━━ Excerpt to read ━━

[m-rev.] for review: make characters an instance of the uenum typeclass
Peter Wang
novalazy at gmail.com
Tue Dec 20 18:54:10 AEDT 2022
On Tue, 20 Dec 2022 18:00:32 +1100 Julien Fischer <jfischer at opturion.com> wrote:
>
> For review by anyone.
>
> ---------------------
>
> Make characters an instance of the uenum typeclass
>
> The recent change to sparse_bitsets broke the lex library in extras.
> Specifically, we now now need to make characters an instance of the
> uenum typeclass. This diff does so.
>
> library/char.m:
> Add predicates and functions for converting between unsigned integers
> and characters.
>
> Make characters an instance of the uenum typeclass.
>
> tests/hard_coded/Mmakefile:
> tests/hard_coded/char_uint_conv.{m,exp,exp2}:
> Add a test of the above conversions.
>
> NEWS:
> Announce the additions.
>
> extras/lex.m:
> Conform to recent changes.
>
> Julien.
>
> diff --git a/NEWS b/NEWS
> index a5322b4..913abd3 100644
> --- a/NEWS
> +++ b/NEWS
> @@ -102,6 +102,18 @@ Changes to the Mercury standard library
> - func `promise_only_solution/1`
> - pred `promise_only_solution_io/4`
>
> +### Changes to the `char` module
> +
> +* The following type has had its typeclass memberships changed:
> +
> + - The type `character` is now an instance of the new `uenum` typeclass.
> +
Just state this without the leadup?
> +* The following predicate and functions have been added:
> +
> + - func `to_uint/1`
> + - pred `from_uint/2`
> + - func `det_from_uint/1`
> +
> ### Changes to the `cord` module
>
> * The following predicates have been added:
> diff --git a/extras/lex/lex.m b/extras/lex/lex.m
> index 1f934c2..5e8722b 100644
> --- a/extras/lex/lex.m
> +++ b/extras/lex/lex.m
> @@ -98,7 +98,7 @@
> :- instance regexp(regexp).
> :- instance regexp(char).
> :- instance regexp(string).
> -:- instance regexp(sparse_bitset(T)) <= (regexp(T),enum(T)).
> +:- instance regexp(sparse_bitset(T)) <= (regexp(T),uenum(T)).
>
> % Some basic non-primitive regexps.
> %
> @@ -720,10 +720,10 @@ read_from_string(Offset, Result, String, unsafe_promise_unique(String)) :-
> )
> ].

━━━

(Short task A) In the uenum review message, what did the recent change to sparse_bitsets break?
(Short task B) Carry on the uenum review message from the point where it stops.
The lines after this are not needed.

━━ Dataset content ━━

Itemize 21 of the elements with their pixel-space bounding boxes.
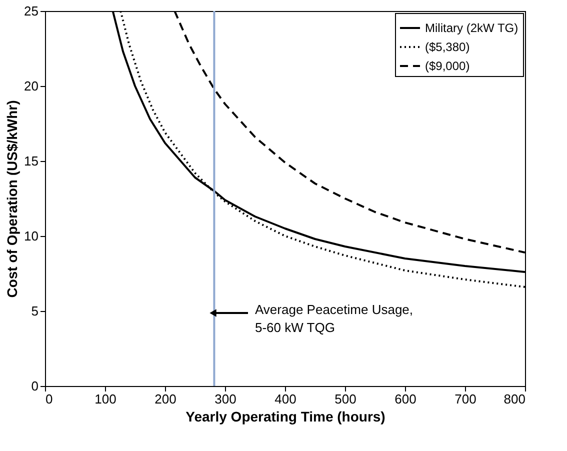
x-tick-label: 500	[334, 392, 356, 406]
x-tick-label: 300	[214, 392, 236, 406]
y-tick-label: 25	[24, 4, 38, 18]
x-tick-label: 0	[46, 392, 53, 406]
y-tick-label: 20	[24, 78, 38, 94]
x-tick-label: 700	[454, 392, 476, 406]
x-tick-label: 800	[504, 392, 526, 406]
y-axis-title: Cost of Operation (US$/kWhr)	[4, 100, 20, 298]
x-tick-label: 400	[274, 392, 296, 406]
x-tick-label: 600	[394, 392, 416, 406]
x-tick-label: 100	[94, 392, 116, 406]
x-axis-title: Yearly Operating Time (hours)	[186, 408, 386, 424]
y-tick-label: 5	[31, 304, 38, 318]
x-tick-label: 200	[154, 392, 176, 406]
legend-label: ($5,380)	[425, 40, 470, 54]
y-tick-label: 0	[31, 378, 38, 394]
y-tick-label: 15	[24, 154, 38, 168]
annotation: Average Peacetime Usage, 5-60 kW TQG	[255, 302, 414, 335]
y-tick-label: 10	[24, 228, 38, 244]
legend-label: ($9,000)	[425, 59, 470, 73]
legend-label: Military (2kW TG)	[425, 21, 518, 35]
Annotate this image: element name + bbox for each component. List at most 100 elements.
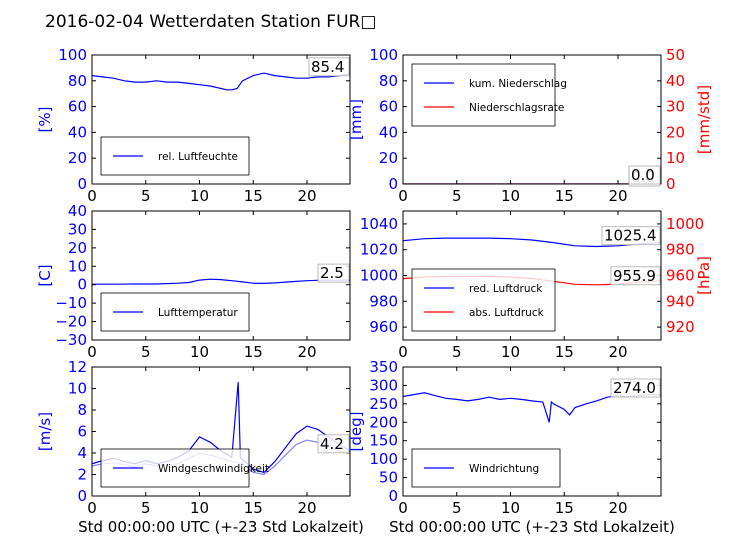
x-tick-label: 20: [297, 187, 316, 205]
x-tick-label: 15: [244, 187, 263, 205]
x-tick-label: 0: [398, 187, 408, 205]
y-tick-label: 0: [77, 276, 87, 294]
x-tick-label: 10: [501, 187, 520, 205]
y-right-tick-label: 1000: [666, 215, 704, 233]
legend-frame: [411, 268, 556, 332]
y-axis-label: [deg]: [347, 412, 365, 452]
y-tick-label: 20: [68, 149, 87, 167]
last-value-box: [317, 434, 350, 454]
y-tick-label: 4: [77, 444, 87, 462]
y-tick-label: 960: [369, 318, 398, 336]
y-tick-label: 150: [369, 432, 398, 450]
y-right-axis-label: [hPa]: [695, 256, 713, 295]
x-tick-label: 15: [555, 343, 574, 361]
last-value-label: 1025.4: [604, 227, 657, 245]
x-tick-label: 10: [190, 499, 209, 517]
y-tick-label: 2: [77, 466, 87, 484]
x-tick-label: 20: [297, 499, 316, 517]
last-value-right-label: 0.0: [631, 166, 655, 184]
x-axis-label: Std 00:00:00 UTC (+-23 Std Lokalzeit): [389, 518, 675, 536]
x-tick-label: 15: [244, 499, 263, 517]
legend: Windrichtung: [411, 448, 561, 488]
legend-entry: Lufttemperatur: [158, 307, 238, 319]
x-tick-label: 20: [608, 187, 627, 205]
y-tick-label: 40: [68, 202, 87, 220]
legend-entry: Windgeschwindigkeit: [158, 463, 269, 475]
y-tick-label: 80: [68, 72, 87, 90]
x-tick-label: 20: [297, 343, 316, 361]
y-tick-label: 100: [369, 450, 398, 468]
legend-frame: [411, 63, 556, 127]
y-tick-label: 0: [388, 175, 398, 193]
legend: Windgeschwindigkeit: [100, 448, 269, 488]
x-tick-label: 10: [501, 343, 520, 361]
legend-entry: Niederschlagsrate: [469, 102, 564, 114]
y-axis-label: [%]: [36, 107, 54, 133]
y-right-tick-label: 40: [666, 72, 685, 90]
series-line-humidity-0: [92, 72, 350, 91]
x-tick-label: 5: [141, 187, 151, 205]
x-tick-label: 20: [608, 499, 627, 517]
x-tick-label: 10: [501, 499, 520, 517]
axes-frame: [402, 54, 662, 185]
y-tick-label: 6: [77, 423, 87, 441]
panel-precipitation: 0 5 10 15 20 0 20 40 60 80 100 0 10 20 30 40 50 [mm] [mm/s…: [347, 46, 713, 205]
figure-title: 2016-02-04 Wetterdaten Station FUR□: [45, 12, 376, 32]
last-value-right-box: [628, 165, 661, 185]
y-tick-label: 20: [68, 239, 87, 257]
y-tick-label: 300: [369, 376, 398, 394]
y-tick-label: 50: [379, 469, 398, 487]
y-tick-label: 20: [379, 149, 398, 167]
x-tick-label: 5: [452, 187, 462, 205]
y-tick-label: 0: [77, 175, 87, 193]
y-tick-label: 80: [379, 72, 398, 90]
y-right-tick-label: 30: [666, 98, 685, 116]
y-right-tick-label: 980: [666, 241, 695, 259]
legend: kum. Niederschlag Niederschlagsrate: [411, 63, 567, 127]
legend-entry: abs. Luftdruck: [469, 307, 545, 319]
y-tick-label: 1020: [360, 241, 398, 259]
y-tick-label: 0: [388, 487, 398, 505]
x-axis-label: Std 00:00:00 UTC (+-23 Std Lokalzeit): [78, 518, 364, 536]
legend: Lufttemperatur: [100, 292, 250, 332]
y-tick-label: 250: [369, 395, 398, 413]
x-tick-label: 5: [452, 343, 462, 361]
x-tick-label: 0: [87, 343, 97, 361]
legend-entry: Windrichtung: [469, 463, 539, 475]
last-value-box: [601, 226, 661, 246]
y-tick-label: 1040: [360, 215, 398, 233]
legend-entry: kum. Niederschlag: [469, 78, 567, 90]
axes-frame: [402, 366, 662, 497]
y-axis-label: [mm]: [347, 99, 365, 140]
last-value-label: 85.4: [311, 58, 344, 76]
x-tick-label: 20: [608, 343, 627, 361]
x-tick-label: 10: [190, 343, 209, 361]
y-axis-label: [m/s]: [36, 412, 54, 451]
legend: red. Luftdruck abs. Luftdruck: [411, 268, 556, 332]
y-tick-label: −20: [55, 313, 87, 331]
legend-frame: [100, 136, 250, 176]
x-tick-label: 0: [398, 343, 408, 361]
last-value-right-label: 955.9: [613, 267, 656, 285]
y-axis-label: [C]: [36, 264, 54, 286]
last-value-box: [610, 378, 661, 398]
y-tick-label: 10: [68, 257, 87, 275]
y-tick-label: 60: [68, 98, 87, 116]
y-tick-label: 10: [68, 380, 87, 398]
axes-frame: [91, 210, 351, 341]
y-tick-label: −30: [55, 331, 87, 349]
last-value-label: 4.2: [320, 435, 344, 453]
y-tick-label: 0: [77, 487, 87, 505]
y-tick-label: 350: [369, 358, 398, 376]
panel-humidity: 0 5 10 15 20 0 20 40 60 80 100 [%] 85.4 rel. Luftfeuc…: [36, 46, 351, 205]
panel-pressure: 0 5 10 15 20 960 980 1000 1020 1040 920 940 960 980 10…: [360, 210, 713, 361]
x-tick-label: 5: [141, 343, 151, 361]
y-tick-label: 100: [58, 46, 87, 64]
last-value-right-box: [610, 266, 661, 286]
y-right-tick-label: 10: [666, 149, 685, 167]
x-tick-label: 0: [87, 499, 97, 517]
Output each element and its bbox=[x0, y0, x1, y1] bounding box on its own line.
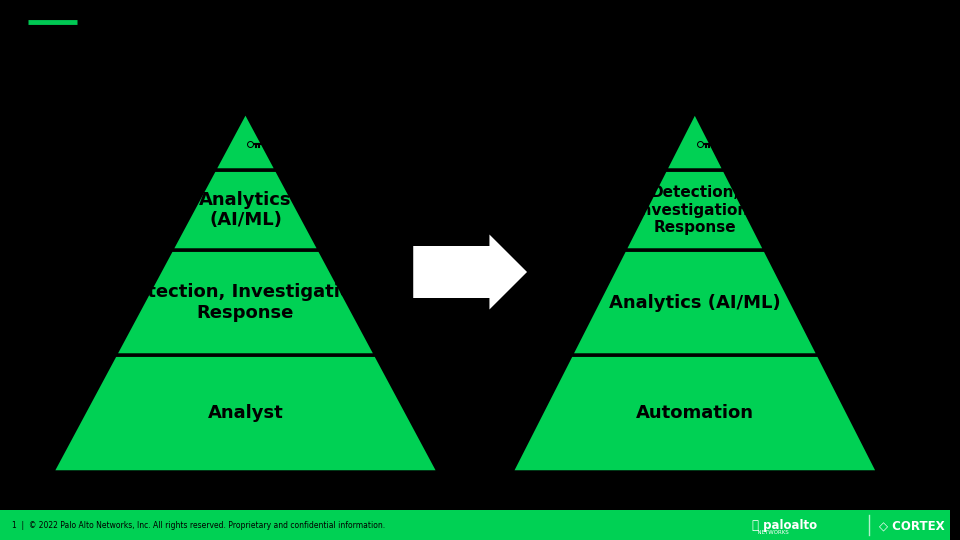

━━━

(Right answer A) It broke the lex library in extras.

(Right answer B)
>
> -:- instance regexp(sparse_bitset(T)) <= (regexp(T),enum(T)) where [
> +:- instance regexp(sparse_bitset(T)) <= (regexp(T),uenum(T)) where [
> re(SparseBitset) = charset(Charset) :-
> Charset = sparse_bitset.foldl(
> - func(Enum, Set0) = insert(Set0, char.det_from_int(to_int(Enum))),
> + func(Enum, Set0) = insert(Set0, char.det_from_uint(to_uint(Enum))),
> SparseBitset,
> sparse_bitset.init)
> ].
(BTW, sparse_bitset is an inefficient representation for large charsets,
like valid_unicode_chars. diet should be better.)
> +:- pragma foreign_proc("C",
> + to_uint(Character::in) = (UInt::out),
> + [will_not_call_mercury, promise_pure, thread_safe, will_not_modify_trail,
> + does_not_affect_liveness],
> +"
> + UInt = (MR_UnsignedChar) Character;
> +").
> +
> +:- pragma foreign_proc("C#",
> + to_uint(Character::in) = (UInt::out),
> + [will_not_call_mercury, promise_pure, thread_safe],
> +"
> + UInt = (uint) Character;
> +").
> +
> +:- pragma foreign_proc("Java",
> + to_uint(Character::in) = (UInt::out),
> + [will_not_call_mercury, promise_pure, thread_safe],
> +"
> + UInt = Character;
> +").
> +
> +:- pragma foreign_proc("C",
> + from_uint(UInt::in, Character::out),
> + [will_not_call_mercury, promise_pure, thread_safe, will_not_modify_trail,
> + does_not_affect_liveness],
> +"
> + Character = (MR_UnsignedChar) UInt;
> + SUCCESS_INDICATOR = (UInt <= 0x10ffff);
> +").
> +
> +:- pragma foreign_proc("C#",
> + from_uint(UInt::in, Character::out),
> + [will_not_call_mercury, promise_pure, thread_safe],
> +"
> + Character = (int) UInt;
> + SUCCESS_INDICATOR = (UInt <= 0x10ffff);
> +").
> +
> +:- pragma foreign_proc("Java",
> + from_uint(UInt::in, Character::out),
> + [will_not_call_mercury, promise_pure, thread_safe],
> +"
> + Character = UInt;
> + SUCCESS_INDICATOR = ((UInt & 0xffffffffL) <= (0x10ffff & 0xffffffffL));
> +").
Do we need the foreign procs, or can we cast to/from int?
> diff --git a/tests/hard_coded/char_uint_conv.m b/tests/hard_coded/char_uint_conv.m
> index e69de29..bc59026 100644
> --- a/tests/hard_coded/char_uint_conv.m
> +++ b/tests/hard_coded/char_uint_conv.m
...
> +:- func test_chars = list(char).
> +
> +test_chars = [
> + % C0 Controls and Basic Latin
> + % (First BMP block)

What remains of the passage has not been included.